+++ Dataset records
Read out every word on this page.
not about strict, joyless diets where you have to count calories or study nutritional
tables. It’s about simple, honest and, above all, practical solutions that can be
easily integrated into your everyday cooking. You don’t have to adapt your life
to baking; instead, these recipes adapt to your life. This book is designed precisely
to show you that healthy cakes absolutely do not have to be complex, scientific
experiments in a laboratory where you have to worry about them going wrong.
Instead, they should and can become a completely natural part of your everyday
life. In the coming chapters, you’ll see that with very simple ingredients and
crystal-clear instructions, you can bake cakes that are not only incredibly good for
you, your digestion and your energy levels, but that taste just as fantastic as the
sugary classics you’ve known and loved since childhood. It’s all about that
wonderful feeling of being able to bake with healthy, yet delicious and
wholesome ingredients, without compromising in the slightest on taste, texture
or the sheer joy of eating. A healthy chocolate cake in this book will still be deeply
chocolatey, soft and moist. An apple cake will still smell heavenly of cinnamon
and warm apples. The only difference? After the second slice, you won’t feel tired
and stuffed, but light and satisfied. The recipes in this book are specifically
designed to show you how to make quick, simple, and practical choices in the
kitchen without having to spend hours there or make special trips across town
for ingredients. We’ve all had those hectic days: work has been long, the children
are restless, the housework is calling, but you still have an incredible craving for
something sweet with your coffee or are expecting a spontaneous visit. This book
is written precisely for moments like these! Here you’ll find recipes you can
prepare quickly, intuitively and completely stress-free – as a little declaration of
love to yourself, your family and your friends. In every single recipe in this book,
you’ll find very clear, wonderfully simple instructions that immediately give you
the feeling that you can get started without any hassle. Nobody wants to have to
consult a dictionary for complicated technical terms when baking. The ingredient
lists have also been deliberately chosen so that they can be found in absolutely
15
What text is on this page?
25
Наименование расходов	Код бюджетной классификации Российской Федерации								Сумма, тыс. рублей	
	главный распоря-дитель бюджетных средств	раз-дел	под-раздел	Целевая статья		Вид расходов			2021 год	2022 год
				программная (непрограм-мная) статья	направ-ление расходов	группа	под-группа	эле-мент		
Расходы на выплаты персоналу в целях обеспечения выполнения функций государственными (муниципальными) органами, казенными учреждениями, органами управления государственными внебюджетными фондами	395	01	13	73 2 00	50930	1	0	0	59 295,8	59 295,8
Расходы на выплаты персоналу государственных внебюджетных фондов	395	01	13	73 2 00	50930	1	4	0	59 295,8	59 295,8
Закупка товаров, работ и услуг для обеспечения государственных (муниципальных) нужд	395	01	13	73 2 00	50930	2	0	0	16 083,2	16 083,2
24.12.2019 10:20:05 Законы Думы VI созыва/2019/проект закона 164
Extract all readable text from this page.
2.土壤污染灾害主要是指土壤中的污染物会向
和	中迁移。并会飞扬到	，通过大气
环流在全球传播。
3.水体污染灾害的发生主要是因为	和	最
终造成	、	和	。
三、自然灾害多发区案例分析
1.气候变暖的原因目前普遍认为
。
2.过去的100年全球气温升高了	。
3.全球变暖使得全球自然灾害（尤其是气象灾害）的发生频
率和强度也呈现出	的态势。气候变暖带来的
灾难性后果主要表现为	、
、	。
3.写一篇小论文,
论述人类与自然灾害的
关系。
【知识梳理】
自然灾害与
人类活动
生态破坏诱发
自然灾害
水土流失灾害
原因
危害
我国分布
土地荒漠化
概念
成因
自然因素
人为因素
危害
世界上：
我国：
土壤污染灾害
++++++
• _Exercise_
Reproduce every line of the data verbatim.

• _Finished exercise_
Read out every word on this page.
not about strict, joyless diets where you have to count calories or study nutritional
tables. It’s about simple, honest and, above all, practical solutions that can be
easily integrated into your everyday cooking. You don’t have to adapt your life
to baking; instead, these recipes adapt to your life. This book is designed precisely
to show you that healthy cakes absolutely do not have to be complex, scientific
experiments in a laboratory where you have to worry about them going wrong.
Instead, they should and can become a completely natural part of your everyday
life. In the coming chapters, you’ll see that with very simple ingredients and
crystal-clear instructions, you can bake cakes that are not only incredibly good for
you, your digestion and your energy levels, but that taste just as fantastic as the
sugary classics you’ve known and loved since childhood. It’s all about that
wonderful feeling of being able to bake with healthy, yet delicious and
wholesome ingredients, without compromising in the slightest on taste, texture
or the sheer joy of eating. A healthy chocolate cake in this book will still be deeply
chocolatey, soft and moist. An apple cake will still smell heavenly of cinnamon
and warm apples. The only difference? After the second slice, you won’t feel tired
and stuffed, but light and satisfied. The recipes in this book are specifically
designed to show you how to make quick, simple, and practical choices in the
kitchen without having to spend hours there or make special trips across town
for ingredients. We’ve all had those hectic days: work has been long, the children
are restless, the housework is calling, but you still have an incredible craving for
something sweet with your coffee or are expecting a spontaneous visit. This book
is written precisely for moments like these! Here you’ll find recipes you can
prepare quickly, intuitively and completely stress-free – as a little declaration of
love to yourself, your family and your friends. In every single recipe in this book,
you’ll find very clear, wonderfully simple instructions that immediately give you
the feeling that you can get started without any hassle. Nobody wants to have to
consult a dictionary for complicated technical terms when baking. The ingredient
lists have also been deliberately chosen so that they can be found in absolutely
15
What text is on this page?
25
Наименование расходов	Код бюджетной классификации Российской Федерации								Сумма, тыс. рублей	
	главный распоря-дитель бюджетных средств	раз-дел	под-раздел	Целевая статья		Вид расходов			2021 год	2022 год
				программная (непрограм-мная) статья	направ-ление расходов	группа	под-группа	эле-мент		
Расходы на выплаты персоналу в целях обеспечения выполнения функций государственными (муниципальными) органами, казенными учреждениями, органами управления государственными внебюджетными фондами	395	01	13	73 2 00	50930	1	0	0	59 295,8	59 295,8
Расходы на выплаты персоналу государственных внебюджетных фондов	395	01	13	73 2 00	50930	1	4	0	59 295,8	59 295,8
Закупка товаров, работ и услуг для обеспечения государственных (муниципальных) нужд	395	01	13	73 2 00	50930	2	0	0	16 083,2	16 083,2
24.12.2019 10:20:05 Законы Думы VI созыва/2019/проект закона 164
Extract all readable text from this page.
2.土壤污染灾害主要是指土壤中的污染物会向
和	中迁移。并会飞扬到	，通过大气
环流在全球传播。
3.水体污染灾害的发生主要是因为	和	最
终造成	、	和	。
三、自然灾害多发区案例分析
1.气候变暖的原因目前普遍认为
。
2.过去的100年全球气温升高了	。
3.全球变暖使得全球自然灾害（尤其是气象灾害）的发生频
率和强度也呈现出	的态势。气候变暖带来的
灾难性后果主要表现为	、
、	。
3.写一篇小论文,
论述人类与自然灾害的
关系。
【知识梳理】
自然灾害与
人类活动
生态破坏诱发
自然灾害
水土流失灾害
原因
危害
我国分布
土地荒漠化
概念
成因
自然因素
人为因素
危害
世界上：
我国：
土壤污染灾害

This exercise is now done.